Recorded data:
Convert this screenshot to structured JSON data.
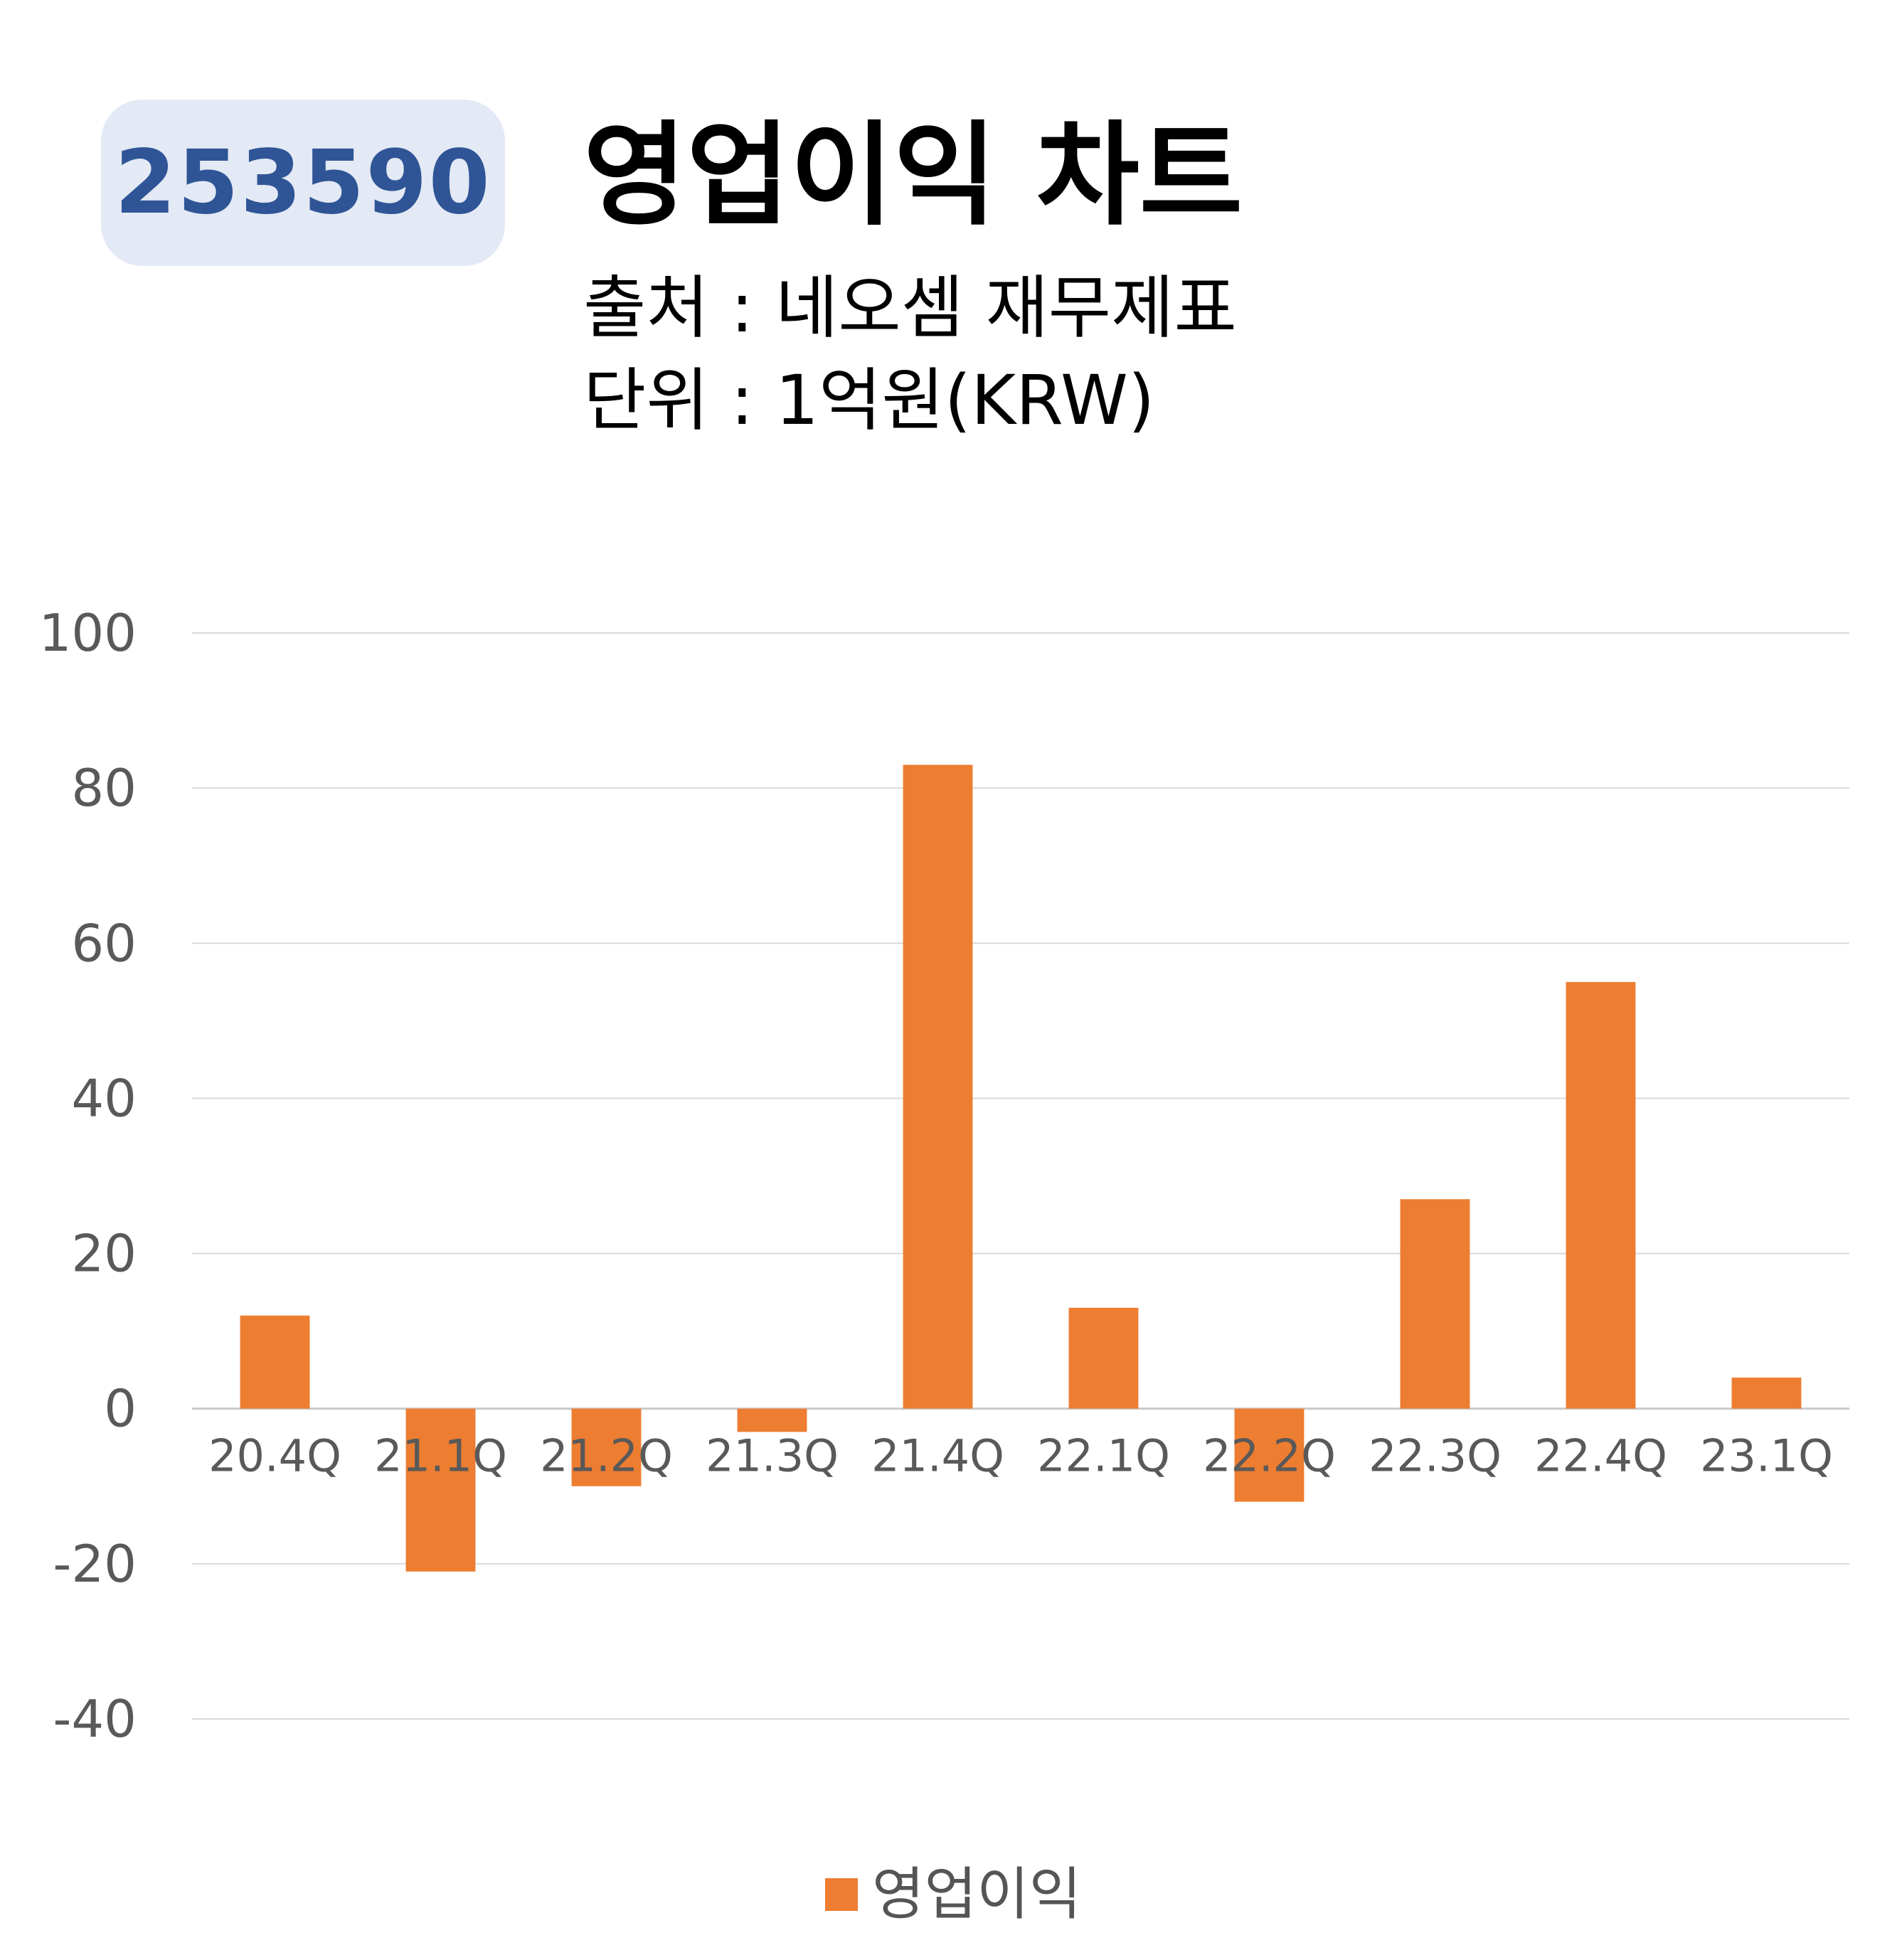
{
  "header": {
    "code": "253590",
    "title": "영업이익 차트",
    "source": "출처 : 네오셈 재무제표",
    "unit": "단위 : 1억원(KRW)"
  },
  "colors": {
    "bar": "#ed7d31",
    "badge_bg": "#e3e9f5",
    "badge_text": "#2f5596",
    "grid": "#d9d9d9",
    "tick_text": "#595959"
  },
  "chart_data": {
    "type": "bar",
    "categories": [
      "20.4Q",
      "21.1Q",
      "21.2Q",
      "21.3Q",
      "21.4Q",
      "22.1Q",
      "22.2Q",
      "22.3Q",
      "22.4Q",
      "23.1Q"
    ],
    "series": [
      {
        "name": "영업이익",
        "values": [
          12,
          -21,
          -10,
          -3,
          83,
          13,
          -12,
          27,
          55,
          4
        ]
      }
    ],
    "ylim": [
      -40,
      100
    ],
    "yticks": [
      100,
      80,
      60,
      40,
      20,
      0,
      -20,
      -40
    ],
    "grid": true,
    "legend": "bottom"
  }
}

● **OBJECTIVE**
Leave out the pictures and print every line of the data exactly.

● **WRITTEN SOLUTION**
Convert this screenshot to structured JSON data.
{
  "header": {
    "code": "253590",
    "title": "영업이익 차트",
    "source": "출처 : 네오셈 재무제표",
    "unit": "단위 : 1억원(KRW)"
  },
  "colors": {
    "bar": "#ed7d31",
    "badge_bg": "#e3e9f5",
    "badge_text": "#2f5596",
    "grid": "#d9d9d9",
    "tick_text": "#595959"
  },
  "chart_data": {
    "type": "bar",
    "categories": [
      "20.4Q",
      "21.1Q",
      "21.2Q",
      "21.3Q",
      "21.4Q",
      "22.1Q",
      "22.2Q",
      "22.3Q",
      "22.4Q",
      "23.1Q"
    ],
    "series": [
      {
        "name": "영업이익",
        "values": [
          12,
          -21,
          -10,
          -3,
          83,
          13,
          -12,
          27,
          55,
          4
        ]
      }
    ],
    "ylim": [
      -40,
      100
    ],
    "yticks": [
      100,
      80,
      60,
      40,
      20,
      0,
      -20,
      -40
    ],
    "grid": true,
    "legend": "bottom"
  }
}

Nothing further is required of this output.